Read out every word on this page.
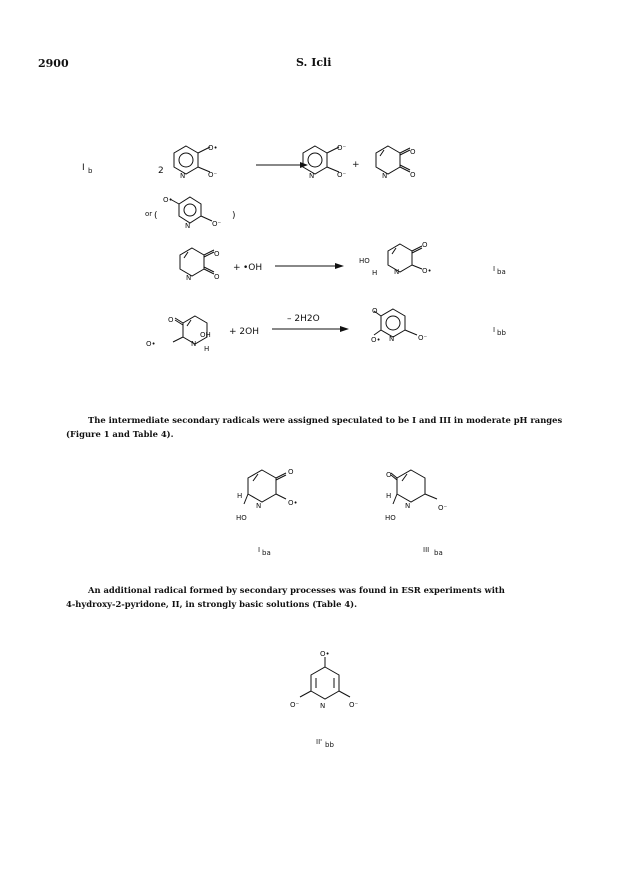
2900	S. Icli
I b	2
O•
N	O⁻
O⁻
N	O⁻
+
O
N	O
or (
O•
N	O⁻
)
O
N	O
+ •OH
O
HO
H N	O•	I ba
O
O•	N
OH
H
+ 2OH
– 2H2O
O
O• N	O⁻
I bb
O
H
HO
N	O•
O
H
HO
N	O⁻
I ba	III ba
O•
O⁻	N	O⁻
II' bb
The intermediate secondary radicals were assigned speculated to be I and III in moderate pH ranges
(Figure 1 and Table 4).
An additional radical formed by secondary processes was found in ESR experiments with
4-hydroxy-2-pyridone, II, in strongly basic solutions (Table 4).
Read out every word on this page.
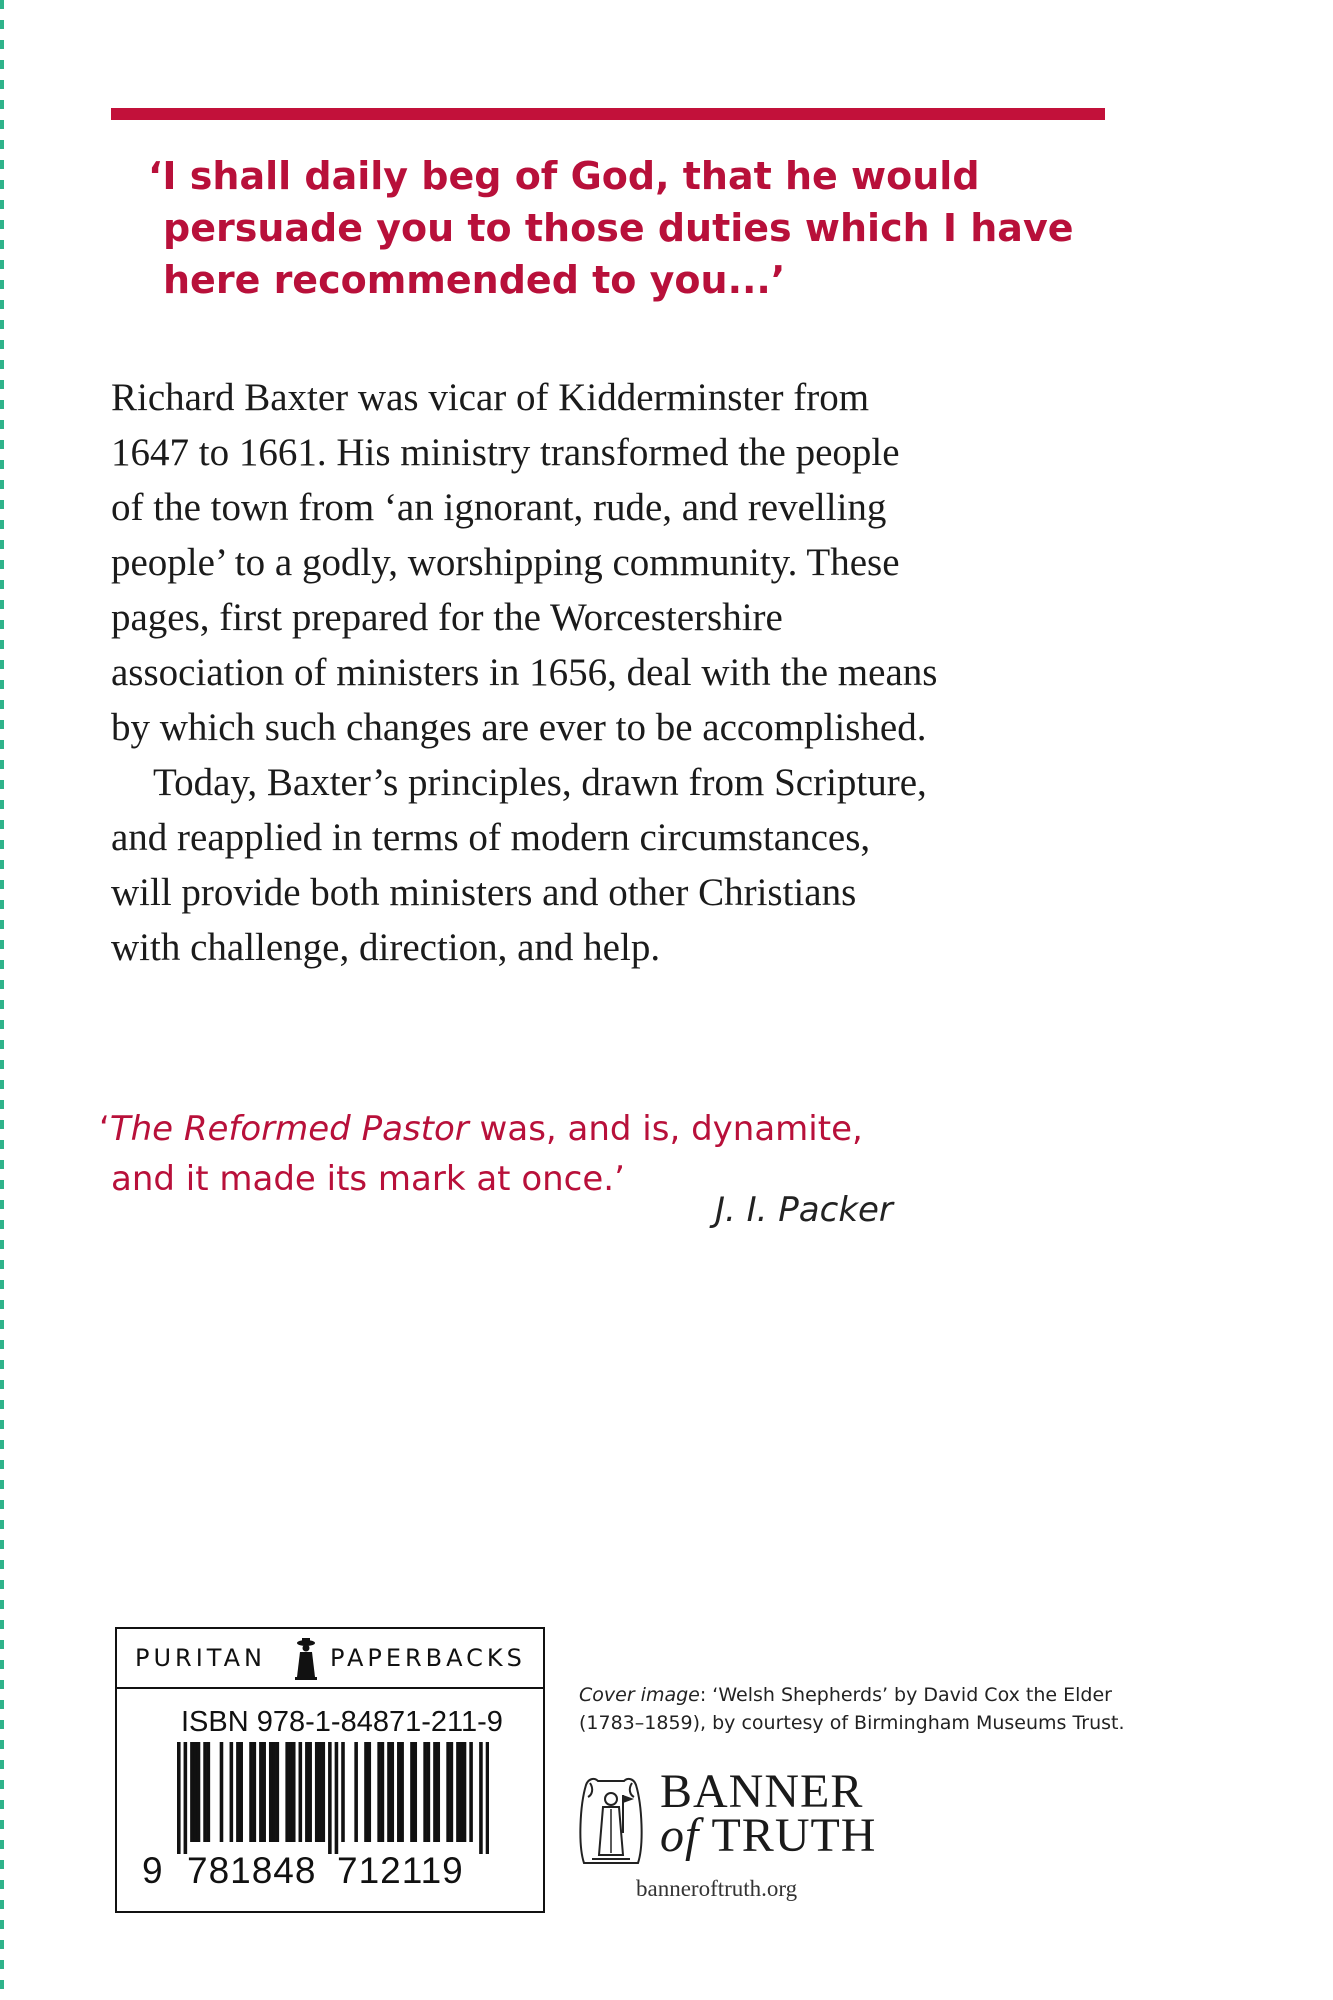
‘I shall daily beg of God, that he would
persuade you to those duties which I have
here recommended to you...’

Richard Baxter was vicar of Kidderminster from
1647 to 1661. His ministry transformed the people
of the town from ‘an ignorant, rude, and revelling
people’ to a godly, worshipping community. These
pages, first prepared for the Worcestershire
association of ministers in 1656, deal with the means
by which such changes are ever to be accomplished.

Today, Baxter’s principles, drawn from Scripture,
and reapplied in terms of modern circumstances,
will provide both ministers and other Christians
with challenge, direction, and help.

‘The Reformed Pastor was, and is, dynamite,
and it made its mark at once.’
J. I. Packer
PURITAN	PAPERBACKS
ISBN 978-1-84871-211-9
9 781848 712119
Cover image: ‘Welsh Shepherds’ by David Cox the Elder
(1783–1859), by courtesy of Birmingham Museums Trust.
BANNER
of TRUTH
banneroftruth.org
----
> [EXERCISE DESCRIPTION] Copy every entry exactly as written. Pictures are excluded.

> [REPLY]
Read out every word on this page.
2900	S. Icli
I b	2
O•
N	O⁻
O⁻
N	O⁻
+
O
N	O
or (
O•
N	O⁻
)
O
N	O
+ •OH
O
HO
H N	O•	I ba
O
O•	N
OH
H
+ 2OH
– 2H2O
O
O• N	O⁻
I bb
O
H
HO
N	O•
O
H
HO
N	O⁻
I ba	III ba
O•
O⁻	N	O⁻
II' bb
The intermediate secondary radicals were assigned speculated to be I and III in moderate pH ranges
(Figure 1 and Table 4).
An additional radical formed by secondary processes was found in ESR experiments with
4-hydroxy-2-pyridone, II, in strongly basic solutions (Table 4).
Read out every word on this page.
‘I shall daily beg of God, that he would
persuade you to those duties which I have
here recommended to you...’

Richard Baxter was vicar of Kidderminster from
1647 to 1661. His ministry transformed the people
of the town from ‘an ignorant, rude, and revelling
people’ to a godly, worshipping community. These
pages, first prepared for the Worcestershire
association of ministers in 1656, deal with the means
by which such changes are ever to be accomplished.

Today, Baxter’s principles, drawn from Scripture,
and reapplied in terms of modern circumstances,
will provide both ministers and other Christians
with challenge, direction, and help.

‘The Reformed Pastor was, and is, dynamite,
and it made its mark at once.’
J. I. Packer
PURITAN	PAPERBACKS
ISBN 978-1-84871-211-9
9 781848 712119
Cover image: ‘Welsh Shepherds’ by David Cox the Elder
(1783–1859), by courtesy of Birmingham Museums Trust.
BANNER
of TRUTH
banneroftruth.org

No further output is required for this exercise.